▶ [THE PROBLEM]: Whenever a line contains the string "data", copy it out of the entries.

[Extracted records]
-- -- --
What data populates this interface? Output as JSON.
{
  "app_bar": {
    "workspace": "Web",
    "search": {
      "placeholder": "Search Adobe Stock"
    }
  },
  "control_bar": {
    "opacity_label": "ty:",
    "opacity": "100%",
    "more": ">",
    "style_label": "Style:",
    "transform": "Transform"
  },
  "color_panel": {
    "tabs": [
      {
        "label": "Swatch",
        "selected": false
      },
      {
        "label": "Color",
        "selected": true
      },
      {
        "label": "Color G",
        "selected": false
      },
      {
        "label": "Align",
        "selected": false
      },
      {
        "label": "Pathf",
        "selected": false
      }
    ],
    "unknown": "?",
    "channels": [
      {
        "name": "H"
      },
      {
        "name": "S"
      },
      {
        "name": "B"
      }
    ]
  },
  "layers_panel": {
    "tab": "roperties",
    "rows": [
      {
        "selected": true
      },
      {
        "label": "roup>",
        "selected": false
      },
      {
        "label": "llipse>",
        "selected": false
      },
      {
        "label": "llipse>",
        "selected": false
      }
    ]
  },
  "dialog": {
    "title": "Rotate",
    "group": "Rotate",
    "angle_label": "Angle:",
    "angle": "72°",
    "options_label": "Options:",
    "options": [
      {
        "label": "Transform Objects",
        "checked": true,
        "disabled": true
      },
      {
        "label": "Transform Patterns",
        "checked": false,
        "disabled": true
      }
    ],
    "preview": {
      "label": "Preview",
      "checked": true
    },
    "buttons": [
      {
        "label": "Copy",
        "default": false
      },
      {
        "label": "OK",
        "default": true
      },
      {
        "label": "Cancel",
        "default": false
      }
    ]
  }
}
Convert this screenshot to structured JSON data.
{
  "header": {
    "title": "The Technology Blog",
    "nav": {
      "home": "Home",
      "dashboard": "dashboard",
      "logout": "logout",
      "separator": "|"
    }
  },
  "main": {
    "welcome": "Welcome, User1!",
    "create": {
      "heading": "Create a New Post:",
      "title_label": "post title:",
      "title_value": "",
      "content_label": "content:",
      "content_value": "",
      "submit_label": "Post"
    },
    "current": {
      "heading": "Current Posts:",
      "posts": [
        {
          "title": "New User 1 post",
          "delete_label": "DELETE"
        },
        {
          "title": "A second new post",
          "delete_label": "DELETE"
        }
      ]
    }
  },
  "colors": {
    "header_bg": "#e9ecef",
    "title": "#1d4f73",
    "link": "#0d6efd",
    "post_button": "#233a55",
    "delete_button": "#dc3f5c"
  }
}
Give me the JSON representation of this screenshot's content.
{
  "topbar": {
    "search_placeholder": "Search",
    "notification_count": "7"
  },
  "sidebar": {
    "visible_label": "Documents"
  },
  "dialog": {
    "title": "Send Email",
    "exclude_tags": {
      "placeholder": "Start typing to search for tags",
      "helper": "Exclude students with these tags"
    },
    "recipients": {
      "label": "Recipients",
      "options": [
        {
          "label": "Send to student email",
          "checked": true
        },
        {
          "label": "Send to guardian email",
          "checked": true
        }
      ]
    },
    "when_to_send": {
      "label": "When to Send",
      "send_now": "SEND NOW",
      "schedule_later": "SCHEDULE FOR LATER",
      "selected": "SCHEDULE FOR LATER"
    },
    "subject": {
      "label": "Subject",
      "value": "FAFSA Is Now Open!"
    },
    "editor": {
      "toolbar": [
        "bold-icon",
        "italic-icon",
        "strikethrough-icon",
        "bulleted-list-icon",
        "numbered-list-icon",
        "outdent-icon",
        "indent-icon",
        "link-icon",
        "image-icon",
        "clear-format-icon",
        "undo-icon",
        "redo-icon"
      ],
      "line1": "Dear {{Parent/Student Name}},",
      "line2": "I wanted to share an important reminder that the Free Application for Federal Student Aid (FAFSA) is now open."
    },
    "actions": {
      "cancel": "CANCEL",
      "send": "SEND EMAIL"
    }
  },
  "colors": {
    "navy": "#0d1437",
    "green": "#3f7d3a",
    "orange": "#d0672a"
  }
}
-- -- --
▶ [TASK OUTPUT]:
What data populates this interface? Output as JSON.
Convert this screenshot to structured JSON data.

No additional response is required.